### TASK GOAL
Collect all lines containing the word "контроллера" from the data.

#####

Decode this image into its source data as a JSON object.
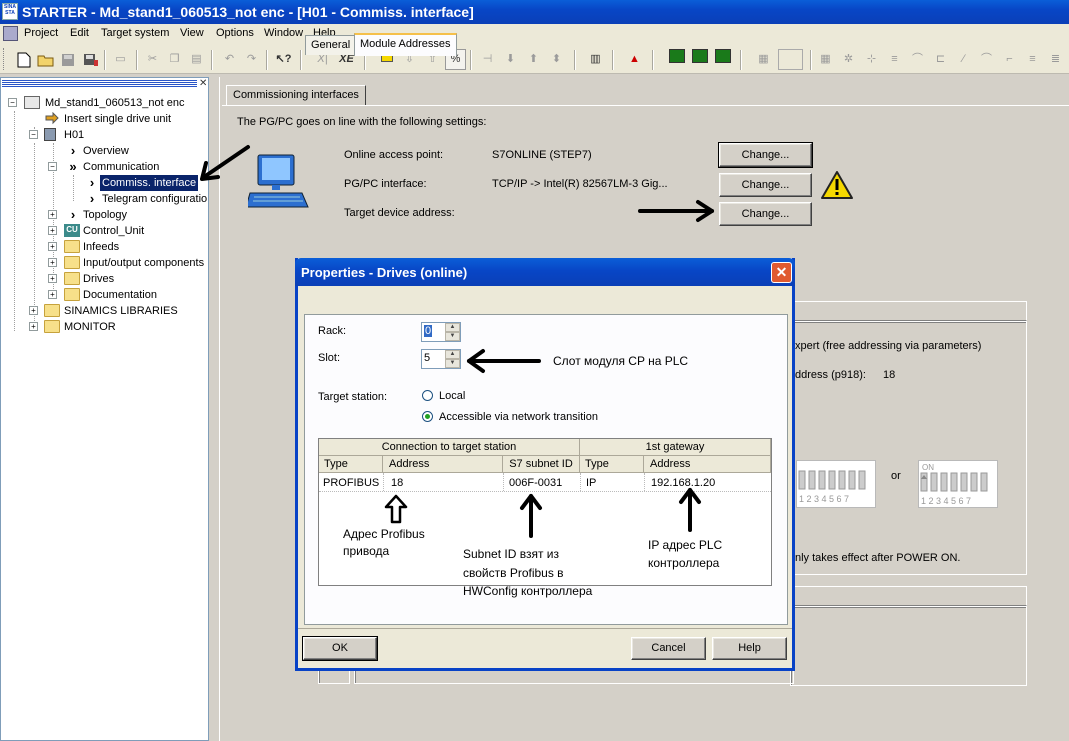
{
  "window": {
    "app_icon_text": "SINA STA",
    "title": "STARTER - Md_stand1_060513_not enc - [H01 - Commiss. interface]"
  },
  "menu": [
    "Project",
    "Edit",
    "Target system",
    "View",
    "Options",
    "Window",
    "Help"
  ],
  "toolbar": {
    "new": "new-icon",
    "open": "open-icon",
    "save": "save-icon",
    "xy_label": "X|",
    "xe_label": "XE"
  },
  "tree": {
    "items": [
      {
        "label": "Md_stand1_060513_not enc"
      },
      {
        "label": "Insert single drive unit"
      },
      {
        "label": "H01"
      },
      {
        "label": "Overview"
      },
      {
        "label": "Communication"
      },
      {
        "label": "Commiss. interface"
      },
      {
        "label": "Telegram configuratio"
      },
      {
        "label": "Topology"
      },
      {
        "label": "Control_Unit"
      },
      {
        "label": "Infeeds"
      },
      {
        "label": "Input/output components"
      },
      {
        "label": "Drives"
      },
      {
        "label": "Documentation"
      },
      {
        "label": "SINAMICS LIBRARIES"
      },
      {
        "label": "MONITOR"
      }
    ],
    "cu_badge": "CU"
  },
  "main": {
    "tab": "Commissioning interfaces",
    "intro": "The PG/PC goes on line with the following settings:",
    "rows": [
      {
        "label": "Online access point:",
        "value": "S7ONLINE (STEP7)",
        "button": "Change..."
      },
      {
        "label": "PG/PC interface:",
        "value": "TCP/IP -> Intel(R) 82567LM-3 Gig...",
        "button": "Change..."
      },
      {
        "label": "Target device address:",
        "value": "",
        "button": "Change..."
      }
    ],
    "bg_text_1": "xpert (free addressing via parameters)",
    "bg_text_2": "ddress (p918):",
    "bg_value_2": "18",
    "bg_or": "or",
    "bg_dip_on": "ON",
    "bg_dip_numbers": "1 2 3 4 5 6 7",
    "bg_text_3": "nly takes effect after POWER ON."
  },
  "dialog": {
    "title": "Properties - Drives (online)",
    "tabs": [
      "General",
      "Module Addresses"
    ],
    "rack_label": "Rack:",
    "rack_value": "0",
    "slot_label": "Slot:",
    "slot_value": "5",
    "target_station_label": "Target station:",
    "radio_local": "Local",
    "radio_network": "Accessible via network transition",
    "table": {
      "group_1": "Connection to target station",
      "group_2": "1st gateway",
      "headers": [
        "Type",
        "Address",
        "S7 subnet ID",
        "Type",
        "Address"
      ],
      "row": [
        "PROFIBUS",
        "18",
        "006F-0031",
        "IP",
        "192.168.1.20"
      ]
    },
    "buttons": {
      "ok": "OK",
      "cancel": "Cancel",
      "help": "Help"
    }
  },
  "annotations": {
    "slot": "Слот модуля CP  на PLC",
    "profibus_1": "Адрес Profibus",
    "profibus_2": "привода",
    "subnet_1": "Subnet ID взят из",
    "subnet_2": "свойств Profibus в",
    "subnet_3": "HWConfig контроллера",
    "ip_1": "IP адрес PLC",
    "ip_2": "контроллера"
  },
  "colors": {
    "titlebar": "#0a46c6",
    "selection": "#0a246a",
    "warning": "#f5d800",
    "dialog_close": "#e05a30"
  }
}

#####

### OUTPUT
    "subnet_3": "HWConfig контроллера",
    "ip_2": "контроллера"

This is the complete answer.